* [EXERCISE REQUIREMENTS] Exclude any images and output the remaining records exactly.

* [Extracted data entries]
***

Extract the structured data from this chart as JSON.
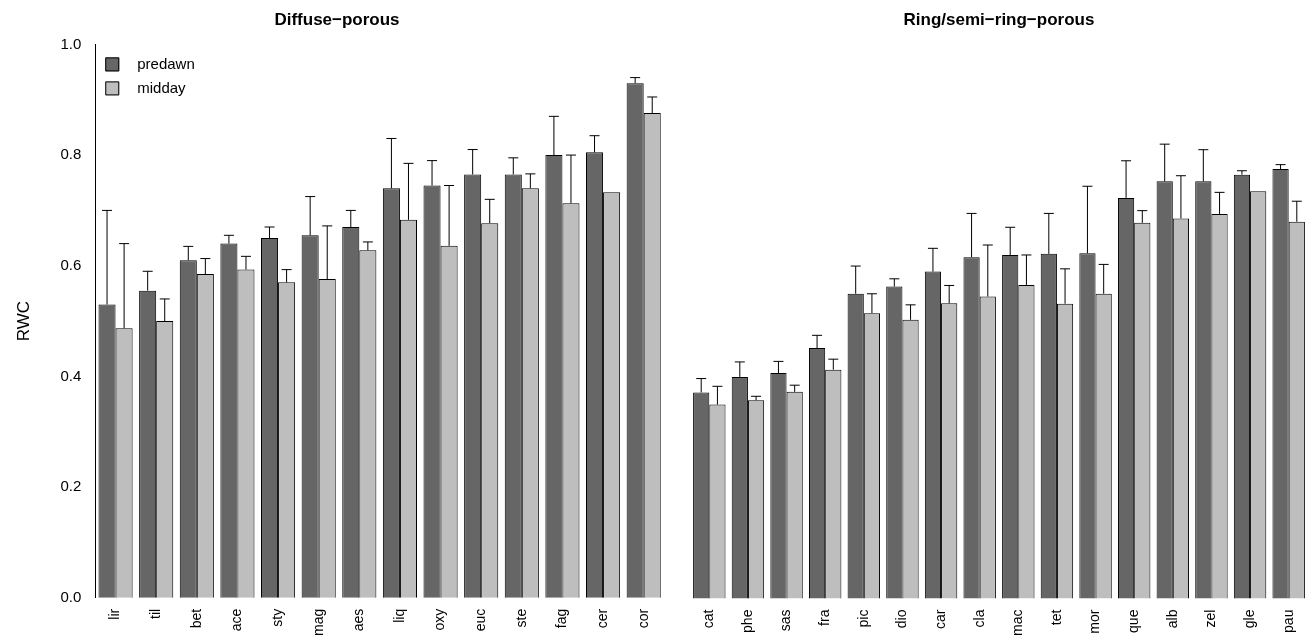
{
  "chart_data": [
    {
      "type": "bar",
      "title": "Diffuse−porous",
      "ylabel": "RWC",
      "categories": [
        "lir",
        "til",
        "bet",
        "ace",
        "sty",
        "mag",
        "aes",
        "liq",
        "oxy",
        "euc",
        "ste",
        "fag",
        "cer",
        "cor"
      ],
      "series": [
        {
          "name": "predawn",
          "color": "#666666",
          "values": [
            0.53,
            0.555,
            0.61,
            0.64,
            0.65,
            0.655,
            0.67,
            0.74,
            0.745,
            0.765,
            0.765,
            0.8,
            0.805,
            0.93
          ],
          "errors": [
            [
              0.53,
              0.7
            ],
            [
              0.555,
              0.59
            ],
            [
              0.61,
              0.635
            ],
            [
              0.64,
              0.655
            ],
            [
              0.65,
              0.67
            ],
            [
              0.655,
              0.725
            ],
            [
              0.67,
              0.7
            ],
            [
              0.74,
              0.83
            ],
            [
              0.745,
              0.79
            ],
            [
              0.765,
              0.81
            ],
            [
              0.765,
              0.795
            ],
            [
              0.8,
              0.87
            ],
            [
              0.805,
              0.835
            ],
            [
              0.93,
              0.94
            ]
          ]
        },
        {
          "name": "midday",
          "color": "#bebebe",
          "values": [
            0.487,
            0.5,
            0.585,
            0.593,
            0.57,
            0.576,
            0.628,
            0.683,
            0.636,
            0.677,
            0.74,
            0.713,
            0.733,
            0.876
          ],
          "errors": [
            [
              0.487,
              0.64
            ],
            [
              0.5,
              0.54
            ],
            [
              0.585,
              0.613
            ],
            [
              0.593,
              0.617
            ],
            [
              0.57,
              0.593
            ],
            [
              0.576,
              0.672
            ],
            [
              0.628,
              0.643
            ],
            [
              0.683,
              0.785
            ],
            [
              0.636,
              0.745
            ],
            [
              0.677,
              0.72
            ],
            [
              0.74,
              0.766
            ],
            [
              0.713,
              0.8
            ],
            null,
            [
              0.876,
              0.905
            ]
          ]
        }
      ],
      "ylim": [
        0,
        1
      ],
      "yticks": [
        {
          "value": 0,
          "label": "0.0"
        },
        0.2,
        0.4,
        0.6,
        0.8,
        {
          "value": 1,
          "label": "1.0"
        }
      ],
      "legend": "top left"
    },
    {
      "type": "bar",
      "title": "Ring/semi−ring−porous",
      "categories": [
        "cat",
        "phe",
        "sas",
        "fra",
        "pic",
        "dio",
        "car",
        "cla",
        "mac",
        "tet",
        "mor",
        "que",
        "alb",
        "zel",
        "gle",
        "pau"
      ],
      "series": [
        {
          "color": "#666666",
          "values": [
            0.372,
            0.4,
            0.407,
            0.452,
            0.55,
            0.563,
            0.59,
            0.616,
            0.62,
            0.622,
            0.623,
            0.723,
            0.753,
            0.753,
            0.765,
            0.775
          ],
          "errors": [
            [
              0.372,
              0.397
            ],
            [
              0.4,
              0.427
            ],
            [
              0.407,
              0.428
            ],
            [
              0.452,
              0.475
            ],
            [
              0.55,
              0.6
            ],
            [
              0.563,
              0.577
            ],
            [
              0.59,
              0.632
            ],
            [
              0.616,
              0.695
            ],
            [
              0.62,
              0.67
            ],
            [
              0.622,
              0.695
            ],
            [
              0.623,
              0.744
            ],
            [
              0.723,
              0.79
            ],
            [
              0.753,
              0.82
            ],
            [
              0.753,
              0.81
            ],
            [
              0.765,
              0.772
            ],
            [
              0.775,
              0.783
            ]
          ]
        },
        {
          "color": "#bebebe",
          "values": [
            0.35,
            0.358,
            0.373,
            0.413,
            0.515,
            0.503,
            0.533,
            0.545,
            0.566,
            0.532,
            0.55,
            0.678,
            0.686,
            0.694,
            0.735,
            0.68
          ],
          "errors": [
            [
              0.35,
              0.383
            ],
            [
              0.358,
              0.365
            ],
            [
              0.373,
              0.385
            ],
            [
              0.413,
              0.432
            ],
            [
              0.515,
              0.55
            ],
            [
              0.503,
              0.53
            ],
            [
              0.533,
              0.565
            ],
            [
              0.545,
              0.638
            ],
            [
              0.566,
              0.62
            ],
            [
              0.532,
              0.595
            ],
            [
              0.55,
              0.603
            ],
            [
              0.678,
              0.7
            ],
            [
              0.686,
              0.763
            ],
            [
              0.694,
              0.733
            ],
            null,
            [
              0.68,
              0.717
            ]
          ]
        }
      ],
      "ylim": [
        0,
        1
      ],
      "tick_labels": "x"
    }
  ]
}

***

* [THE RESULT]
Extract the structured data from this chart as JSON.
{
  "chart_data": [
    {
      "type": "bar",
      "title": "Diffuse−porous",
      "ylabel": "RWC",
      "categories": [
        "lir",
        "til",
        "bet",
        "ace",
        "sty",
        "mag",
        "aes",
        "liq",
        "oxy",
        "euc",
        "ste",
        "fag",
        "cer",
        "cor"
      ],
      "series": [
        {
          "name": "predawn",
          "color": "#666666",
          "values": [
            0.53,
            0.555,
            0.61,
            0.64,
            0.65,
            0.655,
            0.67,
            0.74,
            0.745,
            0.765,
            0.765,
            0.8,
            0.805,
            0.93
          ],
          "errors": [
            [
              0.53,
              0.7
            ],
            [
              0.555,
              0.59
            ],
            [
              0.61,
              0.635
            ],
            [
              0.64,
              0.655
            ],
            [
              0.65,
              0.67
            ],
            [
              0.655,
              0.725
            ],
            [
              0.67,
              0.7
            ],
            [
              0.74,
              0.83
            ],
            [
              0.745,
              0.79
            ],
            [
              0.765,
              0.81
            ],
            [
              0.765,
              0.795
            ],
            [
              0.8,
              0.87
            ],
            [
              0.805,
              0.835
            ],
            [
              0.93,
              0.94
            ]
          ]
        },
        {
          "name": "midday",
          "color": "#bebebe",
          "values": [
            0.487,
            0.5,
            0.585,
            0.593,
            0.57,
            0.576,
            0.628,
            0.683,
            0.636,
            0.677,
            0.74,
            0.713,
            0.733,
            0.876
          ],
          "errors": [
            [
              0.487,
              0.64
            ],
            [
              0.5,
              0.54
            ],
            [
              0.585,
              0.613
            ],
            [
              0.593,
              0.617
            ],
            [
              0.57,
              0.593
            ],
            [
              0.576,
              0.672
            ],
            [
              0.628,
              0.643
            ],
            [
              0.683,
              0.785
            ],
            [
              0.636,
              0.745
            ],
            [
              0.677,
              0.72
            ],
            [
              0.74,
              0.766
            ],
            [
              0.713,
              0.8
            ],
            null,
            [
              0.876,
              0.905
            ]
          ]
        }
      ],
      "ylim": [
        0,
        1
      ],
      "yticks": [
        {
          "value": 0,
          "label": "0.0"
        },
        0.2,
        0.4,
        0.6,
        0.8,
        {
          "value": 1,
          "label": "1.0"
        }
      ],
      "legend": "top left"
    },
    {
      "type": "bar",
      "title": "Ring/semi−ring−porous",
      "categories": [
        "cat",
        "phe",
        "sas",
        "fra",
        "pic",
        "dio",
        "car",
        "cla",
        "mac",
        "tet",
        "mor",
        "que",
        "alb",
        "zel",
        "gle",
        "pau"
      ],
      "series": [
        {
          "color": "#666666",
          "values": [
            0.372,
            0.4,
            0.407,
            0.452,
            0.55,
            0.563,
            0.59,
            0.616,
            0.62,
            0.622,
            0.623,
            0.723,
            0.753,
            0.753,
            0.765,
            0.775
          ],
          "errors": [
            [
              0.372,
              0.397
            ],
            [
              0.4,
              0.427
            ],
            [
              0.407,
              0.428
            ],
            [
              0.452,
              0.475
            ],
            [
              0.55,
              0.6
            ],
            [
              0.563,
              0.577
            ],
            [
              0.59,
              0.632
            ],
            [
              0.616,
              0.695
            ],
            [
              0.62,
              0.67
            ],
            [
              0.622,
              0.695
            ],
            [
              0.623,
              0.744
            ],
            [
              0.723,
              0.79
            ],
            [
              0.753,
              0.82
            ],
            [
              0.753,
              0.81
            ],
            [
              0.765,
              0.772
            ],
            [
              0.775,
              0.783
            ]
          ]
        },
        {
          "color": "#bebebe",
          "values": [
            0.35,
            0.358,
            0.373,
            0.413,
            0.515,
            0.503,
            0.533,
            0.545,
            0.566,
            0.532,
            0.55,
            0.678,
            0.686,
            0.694,
            0.735,
            0.68
          ],
          "errors": [
            [
              0.35,
              0.383
            ],
            [
              0.358,
              0.365
            ],
            [
              0.373,
              0.385
            ],
            [
              0.413,
              0.432
            ],
            [
              0.515,
              0.55
            ],
            [
              0.503,
              0.53
            ],
            [
              0.533,
              0.565
            ],
            [
              0.545,
              0.638
            ],
            [
              0.566,
              0.62
            ],
            [
              0.532,
              0.595
            ],
            [
              0.55,
              0.603
            ],
            [
              0.678,
              0.7
            ],
            [
              0.686,
              0.763
            ],
            [
              0.694,
              0.733
            ],
            null,
            [
              0.68,
              0.717
            ]
          ]
        }
      ],
      "ylim": [
        0,
        1
      ],
      "tick_labels": "x"
    }
  ]
}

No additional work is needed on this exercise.